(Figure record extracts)

-------

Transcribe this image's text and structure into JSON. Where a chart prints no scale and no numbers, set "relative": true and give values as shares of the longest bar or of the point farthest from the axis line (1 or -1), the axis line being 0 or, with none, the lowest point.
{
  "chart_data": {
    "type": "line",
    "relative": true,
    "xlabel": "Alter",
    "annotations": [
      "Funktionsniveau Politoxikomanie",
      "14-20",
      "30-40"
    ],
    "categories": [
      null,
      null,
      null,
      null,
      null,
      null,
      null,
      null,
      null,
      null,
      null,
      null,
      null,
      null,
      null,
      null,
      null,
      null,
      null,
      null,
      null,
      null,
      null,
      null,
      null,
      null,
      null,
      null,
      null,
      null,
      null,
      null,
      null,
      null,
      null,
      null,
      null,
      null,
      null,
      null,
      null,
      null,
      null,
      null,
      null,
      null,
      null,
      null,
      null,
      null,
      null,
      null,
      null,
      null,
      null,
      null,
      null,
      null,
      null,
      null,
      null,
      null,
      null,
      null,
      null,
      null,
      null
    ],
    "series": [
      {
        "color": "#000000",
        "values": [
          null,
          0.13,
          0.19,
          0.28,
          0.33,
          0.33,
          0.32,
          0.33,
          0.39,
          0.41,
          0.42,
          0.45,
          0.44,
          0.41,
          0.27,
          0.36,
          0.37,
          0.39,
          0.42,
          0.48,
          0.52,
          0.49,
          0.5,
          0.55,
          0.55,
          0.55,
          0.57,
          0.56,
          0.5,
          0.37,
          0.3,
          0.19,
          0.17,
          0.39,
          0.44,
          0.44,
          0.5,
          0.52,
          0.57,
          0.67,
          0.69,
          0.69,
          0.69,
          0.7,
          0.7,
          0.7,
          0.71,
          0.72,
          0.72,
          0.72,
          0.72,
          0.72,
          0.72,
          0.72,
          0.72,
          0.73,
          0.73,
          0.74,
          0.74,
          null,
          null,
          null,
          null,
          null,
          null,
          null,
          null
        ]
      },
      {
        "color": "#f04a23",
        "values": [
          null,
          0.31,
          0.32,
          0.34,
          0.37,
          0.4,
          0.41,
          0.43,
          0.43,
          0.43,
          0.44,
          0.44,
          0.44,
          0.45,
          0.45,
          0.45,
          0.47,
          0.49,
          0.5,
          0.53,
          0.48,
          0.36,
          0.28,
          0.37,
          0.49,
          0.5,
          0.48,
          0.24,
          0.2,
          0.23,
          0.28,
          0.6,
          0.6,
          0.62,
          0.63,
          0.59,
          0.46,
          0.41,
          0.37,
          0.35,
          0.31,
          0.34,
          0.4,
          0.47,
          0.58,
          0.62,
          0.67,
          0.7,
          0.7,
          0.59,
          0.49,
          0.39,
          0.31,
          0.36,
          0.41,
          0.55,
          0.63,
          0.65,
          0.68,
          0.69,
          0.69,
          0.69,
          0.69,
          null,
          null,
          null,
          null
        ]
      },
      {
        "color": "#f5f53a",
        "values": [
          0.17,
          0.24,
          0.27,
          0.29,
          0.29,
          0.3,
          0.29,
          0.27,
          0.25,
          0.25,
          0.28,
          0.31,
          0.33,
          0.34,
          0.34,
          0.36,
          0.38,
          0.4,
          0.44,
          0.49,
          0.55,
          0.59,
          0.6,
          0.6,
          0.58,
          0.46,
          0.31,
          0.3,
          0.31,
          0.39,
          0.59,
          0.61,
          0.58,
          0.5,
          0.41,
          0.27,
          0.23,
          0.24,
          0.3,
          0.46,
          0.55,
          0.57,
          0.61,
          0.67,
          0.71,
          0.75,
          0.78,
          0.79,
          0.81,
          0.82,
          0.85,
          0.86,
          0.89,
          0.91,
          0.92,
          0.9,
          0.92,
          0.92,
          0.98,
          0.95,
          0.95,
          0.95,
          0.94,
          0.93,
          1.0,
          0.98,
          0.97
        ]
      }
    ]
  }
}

-------

**Problem to solve**:
Copy, from the material, each line that holds the string "true".

**Exercise response**:
Transcribe this image's text and structure into JSON. Where a chart prints no scale and no numbers, set "relative": true and give values as shares of the longest bar or of the point farthest from the axis line (1 or -1), the axis line being 0 or, with none, the lowest point.
    "relative": true,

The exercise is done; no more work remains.